### STATED TASK
Each line that holds the word "JSON" counts once; give the total number of such lines and nothing else.

### SUPPLIED DATA
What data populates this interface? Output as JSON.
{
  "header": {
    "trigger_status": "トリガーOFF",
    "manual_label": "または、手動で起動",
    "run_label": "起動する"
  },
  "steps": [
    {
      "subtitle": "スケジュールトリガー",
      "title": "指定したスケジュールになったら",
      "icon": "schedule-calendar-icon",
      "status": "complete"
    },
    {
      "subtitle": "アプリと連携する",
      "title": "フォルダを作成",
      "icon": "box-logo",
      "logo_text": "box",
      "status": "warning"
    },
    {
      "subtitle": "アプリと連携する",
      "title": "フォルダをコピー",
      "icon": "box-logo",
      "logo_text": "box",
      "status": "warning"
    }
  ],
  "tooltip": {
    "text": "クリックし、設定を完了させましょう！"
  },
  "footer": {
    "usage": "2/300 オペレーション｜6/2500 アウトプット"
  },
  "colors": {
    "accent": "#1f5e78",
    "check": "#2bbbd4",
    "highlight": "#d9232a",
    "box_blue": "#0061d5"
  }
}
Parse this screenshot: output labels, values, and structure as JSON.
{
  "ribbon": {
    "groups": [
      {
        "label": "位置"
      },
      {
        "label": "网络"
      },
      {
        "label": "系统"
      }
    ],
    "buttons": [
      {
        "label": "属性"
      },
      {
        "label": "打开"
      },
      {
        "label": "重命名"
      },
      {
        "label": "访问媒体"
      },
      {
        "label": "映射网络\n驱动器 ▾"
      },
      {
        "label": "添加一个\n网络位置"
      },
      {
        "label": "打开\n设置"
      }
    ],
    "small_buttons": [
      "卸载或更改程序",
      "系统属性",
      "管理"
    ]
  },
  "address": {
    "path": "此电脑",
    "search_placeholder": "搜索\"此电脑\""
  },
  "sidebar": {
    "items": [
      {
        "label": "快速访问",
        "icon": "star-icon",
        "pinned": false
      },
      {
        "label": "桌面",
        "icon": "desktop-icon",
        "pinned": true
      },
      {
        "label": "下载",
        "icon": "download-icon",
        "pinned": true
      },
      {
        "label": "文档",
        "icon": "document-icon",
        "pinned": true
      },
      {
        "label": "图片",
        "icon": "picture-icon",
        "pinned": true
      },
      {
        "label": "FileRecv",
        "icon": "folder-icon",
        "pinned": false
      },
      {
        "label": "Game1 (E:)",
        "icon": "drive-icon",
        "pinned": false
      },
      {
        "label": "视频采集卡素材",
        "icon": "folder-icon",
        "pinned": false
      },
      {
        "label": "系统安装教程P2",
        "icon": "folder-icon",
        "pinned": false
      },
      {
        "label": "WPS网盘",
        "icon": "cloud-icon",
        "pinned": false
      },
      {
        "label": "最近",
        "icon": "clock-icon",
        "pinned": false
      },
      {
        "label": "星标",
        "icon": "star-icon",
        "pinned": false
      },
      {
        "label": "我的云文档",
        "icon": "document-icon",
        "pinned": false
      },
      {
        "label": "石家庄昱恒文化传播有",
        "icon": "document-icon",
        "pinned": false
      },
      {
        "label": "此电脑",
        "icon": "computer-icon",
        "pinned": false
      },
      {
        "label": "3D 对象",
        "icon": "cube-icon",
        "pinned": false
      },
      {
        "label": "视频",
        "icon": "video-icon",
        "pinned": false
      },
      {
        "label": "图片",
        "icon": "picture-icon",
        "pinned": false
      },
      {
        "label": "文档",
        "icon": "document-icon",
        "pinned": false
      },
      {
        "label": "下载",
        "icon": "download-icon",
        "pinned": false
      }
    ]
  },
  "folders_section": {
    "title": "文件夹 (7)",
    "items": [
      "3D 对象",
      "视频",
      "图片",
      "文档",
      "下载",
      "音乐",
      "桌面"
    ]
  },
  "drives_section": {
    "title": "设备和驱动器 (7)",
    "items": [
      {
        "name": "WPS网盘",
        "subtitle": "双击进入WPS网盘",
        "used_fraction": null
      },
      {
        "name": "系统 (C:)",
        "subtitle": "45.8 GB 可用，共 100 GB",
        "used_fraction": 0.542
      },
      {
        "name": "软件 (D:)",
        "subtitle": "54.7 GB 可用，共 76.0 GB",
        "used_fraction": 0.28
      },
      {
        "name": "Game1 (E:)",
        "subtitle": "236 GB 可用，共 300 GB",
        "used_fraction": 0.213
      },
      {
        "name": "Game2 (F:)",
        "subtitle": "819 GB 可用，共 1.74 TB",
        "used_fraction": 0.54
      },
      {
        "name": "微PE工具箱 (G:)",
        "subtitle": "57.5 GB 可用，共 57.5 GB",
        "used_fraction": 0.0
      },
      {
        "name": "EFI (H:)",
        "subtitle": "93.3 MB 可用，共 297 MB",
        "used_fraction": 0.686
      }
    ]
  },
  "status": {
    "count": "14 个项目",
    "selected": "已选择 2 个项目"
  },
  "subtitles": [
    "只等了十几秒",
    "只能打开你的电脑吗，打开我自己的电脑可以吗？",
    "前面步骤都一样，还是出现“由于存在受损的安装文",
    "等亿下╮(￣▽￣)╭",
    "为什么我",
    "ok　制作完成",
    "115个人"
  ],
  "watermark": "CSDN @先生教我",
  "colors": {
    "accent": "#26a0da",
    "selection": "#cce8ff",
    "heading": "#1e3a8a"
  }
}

### FULL RESPONSE
2